SUPPLIED INFORMATION:
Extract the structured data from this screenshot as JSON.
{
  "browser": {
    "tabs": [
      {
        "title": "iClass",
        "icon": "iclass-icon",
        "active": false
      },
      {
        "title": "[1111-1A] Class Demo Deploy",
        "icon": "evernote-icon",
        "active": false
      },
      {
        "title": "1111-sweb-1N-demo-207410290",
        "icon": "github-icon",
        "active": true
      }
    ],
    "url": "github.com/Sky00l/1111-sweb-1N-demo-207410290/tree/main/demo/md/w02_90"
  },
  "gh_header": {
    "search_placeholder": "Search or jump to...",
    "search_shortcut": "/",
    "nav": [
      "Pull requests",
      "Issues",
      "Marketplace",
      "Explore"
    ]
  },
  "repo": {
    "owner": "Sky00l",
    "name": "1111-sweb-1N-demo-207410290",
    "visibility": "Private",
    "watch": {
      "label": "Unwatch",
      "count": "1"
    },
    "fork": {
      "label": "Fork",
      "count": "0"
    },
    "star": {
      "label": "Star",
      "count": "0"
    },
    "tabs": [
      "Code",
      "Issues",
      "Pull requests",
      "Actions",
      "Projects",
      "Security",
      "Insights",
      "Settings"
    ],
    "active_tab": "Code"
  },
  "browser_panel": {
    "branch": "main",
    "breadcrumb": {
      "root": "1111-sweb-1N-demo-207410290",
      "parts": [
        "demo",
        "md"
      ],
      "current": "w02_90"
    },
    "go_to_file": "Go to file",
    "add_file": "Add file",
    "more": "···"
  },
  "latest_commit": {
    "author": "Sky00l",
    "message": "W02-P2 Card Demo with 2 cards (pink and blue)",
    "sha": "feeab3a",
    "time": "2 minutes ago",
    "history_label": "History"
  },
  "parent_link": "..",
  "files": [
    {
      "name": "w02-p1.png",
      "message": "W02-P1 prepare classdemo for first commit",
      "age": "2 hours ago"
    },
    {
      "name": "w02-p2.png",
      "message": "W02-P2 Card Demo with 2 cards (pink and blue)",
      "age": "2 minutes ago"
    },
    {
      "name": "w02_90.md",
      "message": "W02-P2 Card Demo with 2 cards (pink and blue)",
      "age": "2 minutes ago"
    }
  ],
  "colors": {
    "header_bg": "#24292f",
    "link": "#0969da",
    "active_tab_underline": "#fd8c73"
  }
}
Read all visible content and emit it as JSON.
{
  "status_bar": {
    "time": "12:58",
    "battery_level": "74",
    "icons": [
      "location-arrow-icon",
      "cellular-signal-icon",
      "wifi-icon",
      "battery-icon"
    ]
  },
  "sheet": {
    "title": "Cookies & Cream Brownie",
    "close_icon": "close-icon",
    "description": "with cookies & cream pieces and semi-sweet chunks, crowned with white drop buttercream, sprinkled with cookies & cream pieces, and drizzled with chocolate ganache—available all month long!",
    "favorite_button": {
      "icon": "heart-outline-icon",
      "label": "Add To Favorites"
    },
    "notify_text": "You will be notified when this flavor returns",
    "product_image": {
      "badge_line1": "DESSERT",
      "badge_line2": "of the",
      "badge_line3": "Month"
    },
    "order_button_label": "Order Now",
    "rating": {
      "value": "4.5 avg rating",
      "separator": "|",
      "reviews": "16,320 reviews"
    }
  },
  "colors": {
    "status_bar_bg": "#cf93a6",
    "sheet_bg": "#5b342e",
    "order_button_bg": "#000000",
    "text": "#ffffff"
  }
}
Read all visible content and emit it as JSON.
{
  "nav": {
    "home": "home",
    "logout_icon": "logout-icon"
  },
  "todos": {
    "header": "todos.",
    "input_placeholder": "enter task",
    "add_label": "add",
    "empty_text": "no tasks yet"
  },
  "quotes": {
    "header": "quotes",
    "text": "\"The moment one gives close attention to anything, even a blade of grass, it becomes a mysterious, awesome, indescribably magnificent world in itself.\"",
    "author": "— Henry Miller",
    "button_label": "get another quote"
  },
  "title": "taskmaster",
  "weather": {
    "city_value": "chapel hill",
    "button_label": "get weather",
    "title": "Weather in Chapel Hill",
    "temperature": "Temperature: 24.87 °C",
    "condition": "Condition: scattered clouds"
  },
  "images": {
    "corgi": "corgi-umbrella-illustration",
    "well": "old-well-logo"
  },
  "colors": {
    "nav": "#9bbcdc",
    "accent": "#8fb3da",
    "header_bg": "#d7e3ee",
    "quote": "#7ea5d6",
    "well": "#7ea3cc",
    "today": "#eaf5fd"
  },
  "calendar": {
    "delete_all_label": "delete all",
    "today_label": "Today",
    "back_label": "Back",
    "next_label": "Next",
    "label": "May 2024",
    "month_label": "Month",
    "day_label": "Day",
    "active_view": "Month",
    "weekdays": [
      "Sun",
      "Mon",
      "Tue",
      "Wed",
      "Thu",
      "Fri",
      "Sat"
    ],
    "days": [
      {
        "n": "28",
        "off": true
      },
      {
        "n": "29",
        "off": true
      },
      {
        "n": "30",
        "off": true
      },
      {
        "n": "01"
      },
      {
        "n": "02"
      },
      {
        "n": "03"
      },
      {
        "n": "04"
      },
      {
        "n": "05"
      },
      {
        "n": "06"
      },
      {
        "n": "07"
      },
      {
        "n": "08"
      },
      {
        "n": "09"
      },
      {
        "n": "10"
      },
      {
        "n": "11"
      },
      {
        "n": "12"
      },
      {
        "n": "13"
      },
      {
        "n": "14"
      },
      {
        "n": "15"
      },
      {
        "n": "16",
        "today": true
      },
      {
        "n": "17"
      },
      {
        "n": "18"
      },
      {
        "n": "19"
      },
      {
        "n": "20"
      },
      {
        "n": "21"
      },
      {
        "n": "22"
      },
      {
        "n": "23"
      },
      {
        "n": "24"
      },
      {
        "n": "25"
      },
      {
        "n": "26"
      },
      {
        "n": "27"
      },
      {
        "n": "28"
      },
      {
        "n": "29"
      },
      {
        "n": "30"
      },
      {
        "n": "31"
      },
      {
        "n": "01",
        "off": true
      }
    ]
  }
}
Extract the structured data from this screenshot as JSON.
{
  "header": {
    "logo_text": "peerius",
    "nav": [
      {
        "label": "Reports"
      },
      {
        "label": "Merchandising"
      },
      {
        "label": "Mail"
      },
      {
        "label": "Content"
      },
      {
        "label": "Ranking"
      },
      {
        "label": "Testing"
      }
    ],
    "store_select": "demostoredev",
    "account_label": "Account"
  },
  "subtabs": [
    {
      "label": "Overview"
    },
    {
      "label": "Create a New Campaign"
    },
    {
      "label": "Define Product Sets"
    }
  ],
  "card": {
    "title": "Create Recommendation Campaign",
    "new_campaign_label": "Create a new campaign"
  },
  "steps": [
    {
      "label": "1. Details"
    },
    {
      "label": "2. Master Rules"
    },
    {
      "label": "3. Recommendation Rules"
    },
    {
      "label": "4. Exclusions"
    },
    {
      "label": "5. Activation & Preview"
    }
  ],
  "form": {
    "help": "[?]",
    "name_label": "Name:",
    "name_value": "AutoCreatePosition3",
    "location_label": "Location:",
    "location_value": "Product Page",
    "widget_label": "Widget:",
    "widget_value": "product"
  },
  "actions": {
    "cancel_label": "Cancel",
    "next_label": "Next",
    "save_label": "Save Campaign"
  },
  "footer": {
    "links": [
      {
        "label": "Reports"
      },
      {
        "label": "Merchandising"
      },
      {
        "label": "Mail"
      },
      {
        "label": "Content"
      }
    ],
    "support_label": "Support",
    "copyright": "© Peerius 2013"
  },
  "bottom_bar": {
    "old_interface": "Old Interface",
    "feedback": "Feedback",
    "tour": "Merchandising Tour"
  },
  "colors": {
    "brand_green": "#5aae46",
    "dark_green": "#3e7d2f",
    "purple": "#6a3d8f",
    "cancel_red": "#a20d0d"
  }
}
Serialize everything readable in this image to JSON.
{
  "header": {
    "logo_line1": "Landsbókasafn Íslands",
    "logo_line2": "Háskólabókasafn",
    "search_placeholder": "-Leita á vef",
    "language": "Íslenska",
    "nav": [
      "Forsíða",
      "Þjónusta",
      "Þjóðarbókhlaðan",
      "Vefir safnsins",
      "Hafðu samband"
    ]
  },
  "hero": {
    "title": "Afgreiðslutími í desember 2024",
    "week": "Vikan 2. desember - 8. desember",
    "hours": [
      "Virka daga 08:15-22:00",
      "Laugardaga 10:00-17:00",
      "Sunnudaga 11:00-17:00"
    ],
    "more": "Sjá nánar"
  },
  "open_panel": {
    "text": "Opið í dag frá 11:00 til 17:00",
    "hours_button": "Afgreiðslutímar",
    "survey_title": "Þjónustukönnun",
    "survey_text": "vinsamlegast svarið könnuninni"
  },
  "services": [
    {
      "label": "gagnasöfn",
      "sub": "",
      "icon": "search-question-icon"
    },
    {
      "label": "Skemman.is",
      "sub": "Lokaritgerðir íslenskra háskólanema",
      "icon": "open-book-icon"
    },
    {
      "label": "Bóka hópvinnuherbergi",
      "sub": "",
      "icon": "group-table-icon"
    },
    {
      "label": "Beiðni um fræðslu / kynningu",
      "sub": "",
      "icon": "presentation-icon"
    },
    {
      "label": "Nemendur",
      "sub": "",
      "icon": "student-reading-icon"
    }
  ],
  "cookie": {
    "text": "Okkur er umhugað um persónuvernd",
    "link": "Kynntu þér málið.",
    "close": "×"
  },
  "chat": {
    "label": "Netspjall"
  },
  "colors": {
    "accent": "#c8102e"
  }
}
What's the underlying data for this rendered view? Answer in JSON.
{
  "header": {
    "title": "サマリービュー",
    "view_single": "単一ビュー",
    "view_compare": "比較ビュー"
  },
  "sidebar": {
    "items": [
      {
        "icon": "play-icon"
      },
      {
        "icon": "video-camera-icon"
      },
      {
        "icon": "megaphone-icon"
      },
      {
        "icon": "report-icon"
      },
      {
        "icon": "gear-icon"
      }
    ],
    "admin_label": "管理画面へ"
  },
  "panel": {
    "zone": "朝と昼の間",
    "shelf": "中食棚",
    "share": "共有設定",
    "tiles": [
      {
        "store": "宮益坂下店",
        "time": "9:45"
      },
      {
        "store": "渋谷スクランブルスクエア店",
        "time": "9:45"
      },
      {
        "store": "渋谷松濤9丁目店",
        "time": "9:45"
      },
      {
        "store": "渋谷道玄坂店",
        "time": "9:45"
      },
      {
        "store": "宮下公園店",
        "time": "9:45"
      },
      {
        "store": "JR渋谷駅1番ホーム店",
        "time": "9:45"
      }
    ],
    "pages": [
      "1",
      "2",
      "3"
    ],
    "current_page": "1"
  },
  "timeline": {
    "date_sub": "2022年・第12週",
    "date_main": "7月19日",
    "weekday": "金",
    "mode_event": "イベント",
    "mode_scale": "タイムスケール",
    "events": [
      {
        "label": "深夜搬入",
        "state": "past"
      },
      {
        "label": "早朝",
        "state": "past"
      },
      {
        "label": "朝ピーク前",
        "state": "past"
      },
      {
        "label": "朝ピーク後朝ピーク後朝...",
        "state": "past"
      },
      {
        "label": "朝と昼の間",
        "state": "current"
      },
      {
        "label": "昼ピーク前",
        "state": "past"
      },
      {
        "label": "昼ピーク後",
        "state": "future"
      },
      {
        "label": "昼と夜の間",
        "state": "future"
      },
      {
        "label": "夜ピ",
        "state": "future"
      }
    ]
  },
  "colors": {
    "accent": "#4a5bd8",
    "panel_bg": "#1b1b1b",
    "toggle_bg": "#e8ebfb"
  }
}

EXERCISE INSTRUCTIONS:
Scan the listing above for the word "github" and show each line where it is found.

ANSWER TO THIS TASK:
        "icon": "github-icon",
    "url": "github.com/Sky00l/1111-sweb-1N-demo-207410290/tree/main/demo/md/w02_90"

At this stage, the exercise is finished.